Directive — Identify all lines of the data containing the string "Rest" and copy them.

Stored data
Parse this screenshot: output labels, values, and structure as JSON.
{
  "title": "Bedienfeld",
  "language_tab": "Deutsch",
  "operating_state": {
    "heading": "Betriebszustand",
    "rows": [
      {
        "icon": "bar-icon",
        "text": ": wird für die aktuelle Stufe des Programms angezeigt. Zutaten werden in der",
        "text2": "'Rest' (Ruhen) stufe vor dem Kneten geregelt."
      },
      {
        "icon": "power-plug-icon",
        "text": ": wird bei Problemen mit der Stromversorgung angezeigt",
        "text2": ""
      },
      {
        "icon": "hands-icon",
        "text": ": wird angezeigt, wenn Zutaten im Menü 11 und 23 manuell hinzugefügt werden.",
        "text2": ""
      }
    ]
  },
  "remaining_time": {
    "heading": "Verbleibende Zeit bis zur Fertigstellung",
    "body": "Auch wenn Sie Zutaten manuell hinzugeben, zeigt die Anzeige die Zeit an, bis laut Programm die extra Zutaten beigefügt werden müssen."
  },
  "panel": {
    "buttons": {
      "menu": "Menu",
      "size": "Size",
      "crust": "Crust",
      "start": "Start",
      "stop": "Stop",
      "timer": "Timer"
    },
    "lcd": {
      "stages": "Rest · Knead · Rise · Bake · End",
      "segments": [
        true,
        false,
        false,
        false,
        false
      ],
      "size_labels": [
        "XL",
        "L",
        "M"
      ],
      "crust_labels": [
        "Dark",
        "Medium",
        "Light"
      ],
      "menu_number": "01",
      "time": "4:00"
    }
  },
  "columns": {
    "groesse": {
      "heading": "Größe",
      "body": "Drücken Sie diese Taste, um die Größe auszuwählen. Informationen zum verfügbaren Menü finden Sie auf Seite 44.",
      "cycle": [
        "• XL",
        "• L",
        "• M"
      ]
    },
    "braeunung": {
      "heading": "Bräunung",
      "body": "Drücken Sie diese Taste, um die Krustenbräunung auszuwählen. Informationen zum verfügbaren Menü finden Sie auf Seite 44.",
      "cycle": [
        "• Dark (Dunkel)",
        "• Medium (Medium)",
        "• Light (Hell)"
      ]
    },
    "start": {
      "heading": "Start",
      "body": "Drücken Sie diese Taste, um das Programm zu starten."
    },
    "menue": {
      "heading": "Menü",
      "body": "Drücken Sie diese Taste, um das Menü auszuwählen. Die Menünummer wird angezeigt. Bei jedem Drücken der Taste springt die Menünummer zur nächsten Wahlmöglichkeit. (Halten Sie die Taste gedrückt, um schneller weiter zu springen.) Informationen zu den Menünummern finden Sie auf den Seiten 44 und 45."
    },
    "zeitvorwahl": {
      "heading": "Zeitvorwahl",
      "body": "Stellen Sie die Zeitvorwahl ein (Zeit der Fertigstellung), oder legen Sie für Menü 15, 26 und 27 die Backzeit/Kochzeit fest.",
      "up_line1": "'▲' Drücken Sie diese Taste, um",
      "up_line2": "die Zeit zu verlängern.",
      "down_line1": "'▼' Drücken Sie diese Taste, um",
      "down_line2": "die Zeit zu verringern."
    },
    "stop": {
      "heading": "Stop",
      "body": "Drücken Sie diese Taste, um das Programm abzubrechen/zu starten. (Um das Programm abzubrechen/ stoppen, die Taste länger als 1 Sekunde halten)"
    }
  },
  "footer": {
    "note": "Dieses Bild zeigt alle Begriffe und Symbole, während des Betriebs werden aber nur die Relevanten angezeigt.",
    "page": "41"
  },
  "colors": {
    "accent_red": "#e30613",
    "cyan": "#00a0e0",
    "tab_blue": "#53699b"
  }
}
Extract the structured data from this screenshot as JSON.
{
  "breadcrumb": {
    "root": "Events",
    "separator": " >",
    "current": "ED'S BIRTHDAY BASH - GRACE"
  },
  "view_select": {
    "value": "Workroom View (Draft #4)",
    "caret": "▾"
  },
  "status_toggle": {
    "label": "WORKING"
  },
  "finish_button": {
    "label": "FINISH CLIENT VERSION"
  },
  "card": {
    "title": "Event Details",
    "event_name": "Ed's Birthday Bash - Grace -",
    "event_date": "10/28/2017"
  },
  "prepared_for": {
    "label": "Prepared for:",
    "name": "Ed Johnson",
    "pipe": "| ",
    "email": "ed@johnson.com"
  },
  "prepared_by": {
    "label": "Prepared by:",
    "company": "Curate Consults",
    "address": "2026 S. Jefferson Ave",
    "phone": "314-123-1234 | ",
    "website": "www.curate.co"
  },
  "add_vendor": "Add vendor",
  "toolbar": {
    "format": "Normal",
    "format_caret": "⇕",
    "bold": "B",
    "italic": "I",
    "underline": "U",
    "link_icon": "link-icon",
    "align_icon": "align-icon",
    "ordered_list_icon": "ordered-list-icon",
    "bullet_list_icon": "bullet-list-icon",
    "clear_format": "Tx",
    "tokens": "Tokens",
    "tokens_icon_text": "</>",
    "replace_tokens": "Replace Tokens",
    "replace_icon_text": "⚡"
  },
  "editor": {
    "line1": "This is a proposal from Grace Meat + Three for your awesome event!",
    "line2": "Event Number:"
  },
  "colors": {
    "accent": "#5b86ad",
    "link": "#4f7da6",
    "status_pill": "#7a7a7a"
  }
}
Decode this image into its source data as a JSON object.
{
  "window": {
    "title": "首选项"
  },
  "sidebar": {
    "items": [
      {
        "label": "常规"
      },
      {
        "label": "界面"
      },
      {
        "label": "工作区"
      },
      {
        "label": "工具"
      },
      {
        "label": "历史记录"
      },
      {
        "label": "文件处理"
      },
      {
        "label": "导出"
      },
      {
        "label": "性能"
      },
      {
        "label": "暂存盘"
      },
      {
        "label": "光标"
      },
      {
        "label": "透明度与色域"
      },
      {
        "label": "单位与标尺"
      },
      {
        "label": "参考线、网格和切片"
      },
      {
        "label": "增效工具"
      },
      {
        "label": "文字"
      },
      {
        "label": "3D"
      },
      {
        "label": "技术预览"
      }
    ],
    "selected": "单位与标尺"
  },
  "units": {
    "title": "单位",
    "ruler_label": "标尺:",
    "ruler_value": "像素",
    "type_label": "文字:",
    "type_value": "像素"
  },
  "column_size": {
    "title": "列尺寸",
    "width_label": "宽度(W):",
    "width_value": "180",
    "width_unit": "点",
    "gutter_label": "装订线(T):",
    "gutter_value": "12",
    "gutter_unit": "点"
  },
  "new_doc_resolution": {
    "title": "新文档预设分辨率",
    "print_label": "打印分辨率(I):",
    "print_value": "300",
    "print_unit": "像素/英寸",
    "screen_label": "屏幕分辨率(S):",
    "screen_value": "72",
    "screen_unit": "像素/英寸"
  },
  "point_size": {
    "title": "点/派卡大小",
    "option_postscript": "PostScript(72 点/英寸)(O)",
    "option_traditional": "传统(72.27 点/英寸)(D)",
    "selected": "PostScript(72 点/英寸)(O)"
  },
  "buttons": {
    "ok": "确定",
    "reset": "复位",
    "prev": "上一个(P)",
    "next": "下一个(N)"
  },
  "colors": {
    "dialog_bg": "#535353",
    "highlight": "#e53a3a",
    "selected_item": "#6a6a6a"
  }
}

Response to this task —
        "text2": "'Rest' (Ruhen) stufe vor dem Kneten geregelt."
      "stages": "Rest · Knead · Rise · Bake · End",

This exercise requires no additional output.